**Stored records**
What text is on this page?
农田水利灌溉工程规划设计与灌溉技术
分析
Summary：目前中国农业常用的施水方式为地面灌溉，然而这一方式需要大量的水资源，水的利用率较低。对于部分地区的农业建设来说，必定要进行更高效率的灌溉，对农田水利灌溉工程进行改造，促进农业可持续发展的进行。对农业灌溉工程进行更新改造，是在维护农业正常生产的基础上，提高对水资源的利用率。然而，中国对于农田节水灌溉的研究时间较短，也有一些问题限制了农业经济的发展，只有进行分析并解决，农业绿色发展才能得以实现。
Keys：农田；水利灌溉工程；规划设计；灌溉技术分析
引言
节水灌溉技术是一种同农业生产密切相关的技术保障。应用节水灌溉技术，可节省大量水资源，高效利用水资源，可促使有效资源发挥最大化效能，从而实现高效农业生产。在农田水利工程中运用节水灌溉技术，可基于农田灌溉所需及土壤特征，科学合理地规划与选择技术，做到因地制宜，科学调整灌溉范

**GIVEN TASK**
From the preceding material, extract every line exactly.

**EXERCISE ANSWER**
What text is on this page?
农田水利灌溉工程规划设计与灌溉技术
分析
Summary：目前中国农业常用的施水方式为地面灌溉，然而这一方式需要大量的水资源，水的利用率较低。对于部分地区的农业建设来说，必定要进行更高效率的灌溉，对农田水利灌溉工程进行改造，促进农业可持续发展的进行。对农业灌溉工程进行更新改造，是在维护农业正常生产的基础上，提高对水资源的利用率。然而，中国对于农田节水灌溉的研究时间较短，也有一些问题限制了农业经济的发展，只有进行分析并解决，农业绿色发展才能得以实现。
Keys：农田；水利灌溉工程；规划设计；灌溉技术分析
引言
节水灌溉技术是一种同农业生产密切相关的技术保障。应用节水灌溉技术，可节省大量水资源，高效利用水资源，可促使有效资源发挥最大化效能，从而实现高效农业生产。在农田水利工程中运用节水灌溉技术，可基于农田灌溉所需及土壤特征，科学合理地规划与选择技术，做到因地制宜，科学调整灌溉范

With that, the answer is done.